• Exercise directions:
Locate each line below that includes "муниципальными" and reproduce it.

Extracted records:
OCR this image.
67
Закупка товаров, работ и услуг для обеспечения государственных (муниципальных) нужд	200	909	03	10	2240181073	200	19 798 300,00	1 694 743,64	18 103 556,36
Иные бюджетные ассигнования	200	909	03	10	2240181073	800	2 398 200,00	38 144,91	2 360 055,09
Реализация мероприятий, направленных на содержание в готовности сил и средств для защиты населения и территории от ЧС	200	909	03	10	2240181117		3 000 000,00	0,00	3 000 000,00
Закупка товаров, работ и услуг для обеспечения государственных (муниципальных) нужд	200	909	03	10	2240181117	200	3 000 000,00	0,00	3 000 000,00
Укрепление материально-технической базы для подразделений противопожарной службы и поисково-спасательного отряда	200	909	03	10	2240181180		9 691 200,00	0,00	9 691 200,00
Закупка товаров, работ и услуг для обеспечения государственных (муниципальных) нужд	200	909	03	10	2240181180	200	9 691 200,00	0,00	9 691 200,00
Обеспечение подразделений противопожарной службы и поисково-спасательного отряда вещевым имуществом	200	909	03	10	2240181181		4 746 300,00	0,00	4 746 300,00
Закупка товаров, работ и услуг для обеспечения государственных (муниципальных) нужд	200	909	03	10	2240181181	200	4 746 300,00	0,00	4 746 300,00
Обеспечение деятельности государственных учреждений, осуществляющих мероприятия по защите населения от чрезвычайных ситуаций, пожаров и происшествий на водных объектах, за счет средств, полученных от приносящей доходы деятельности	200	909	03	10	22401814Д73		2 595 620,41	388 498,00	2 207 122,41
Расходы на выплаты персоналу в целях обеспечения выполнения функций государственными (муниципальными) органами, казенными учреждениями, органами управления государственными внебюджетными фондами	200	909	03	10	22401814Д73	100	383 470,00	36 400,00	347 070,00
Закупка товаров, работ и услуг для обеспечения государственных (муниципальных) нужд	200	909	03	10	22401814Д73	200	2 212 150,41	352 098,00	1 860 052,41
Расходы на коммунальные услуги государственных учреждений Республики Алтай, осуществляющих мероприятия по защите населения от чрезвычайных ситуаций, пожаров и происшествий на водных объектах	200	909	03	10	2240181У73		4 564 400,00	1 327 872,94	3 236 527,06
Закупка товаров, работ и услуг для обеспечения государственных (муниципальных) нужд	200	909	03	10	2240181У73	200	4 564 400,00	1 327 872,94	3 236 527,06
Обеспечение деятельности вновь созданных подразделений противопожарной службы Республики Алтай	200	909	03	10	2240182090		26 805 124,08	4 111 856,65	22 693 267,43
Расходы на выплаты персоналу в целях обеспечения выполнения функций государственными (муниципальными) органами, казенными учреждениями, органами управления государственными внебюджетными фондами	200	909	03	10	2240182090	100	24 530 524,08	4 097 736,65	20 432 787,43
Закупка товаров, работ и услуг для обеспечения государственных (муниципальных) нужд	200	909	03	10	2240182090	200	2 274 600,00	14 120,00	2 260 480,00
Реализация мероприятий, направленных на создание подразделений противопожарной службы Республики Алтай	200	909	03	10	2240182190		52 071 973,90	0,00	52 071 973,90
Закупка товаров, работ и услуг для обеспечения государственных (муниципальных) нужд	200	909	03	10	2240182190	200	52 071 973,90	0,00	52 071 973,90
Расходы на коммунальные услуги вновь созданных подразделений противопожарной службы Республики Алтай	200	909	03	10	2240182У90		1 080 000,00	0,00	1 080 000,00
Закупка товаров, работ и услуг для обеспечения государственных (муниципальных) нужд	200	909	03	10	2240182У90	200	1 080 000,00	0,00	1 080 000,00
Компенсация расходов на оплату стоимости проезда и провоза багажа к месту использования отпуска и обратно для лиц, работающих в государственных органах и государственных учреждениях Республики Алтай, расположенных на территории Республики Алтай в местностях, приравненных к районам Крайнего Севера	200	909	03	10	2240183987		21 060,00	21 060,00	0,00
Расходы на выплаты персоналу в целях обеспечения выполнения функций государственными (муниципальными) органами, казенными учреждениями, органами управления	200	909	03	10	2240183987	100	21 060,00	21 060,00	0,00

• Solution:
Расходы на выплаты персоналу в целях обеспечения выполнения функций государственными (муниципальными) органами, казенными учреждениями, органами управления государственными внебюджетными фондами	200	909	03	10	22401814Д73	100	383 470,00	36 400,00	347 070,00
Расходы на выплаты персоналу в целях обеспечения выполнения функций государственными (муниципальными) органами, казенными учреждениями, органами управления государственными внебюджетными фондами	200	909	03	10	2240182090	100	24 530 524,08	4 097 736,65	20 432 787,43
Расходы на выплаты персоналу в целях обеспечения выполнения функций государственными (муниципальными) органами, казенными учреждениями, органами управления	200	909	03	10	2240183987	100	21 060,00	21 060,00	0,00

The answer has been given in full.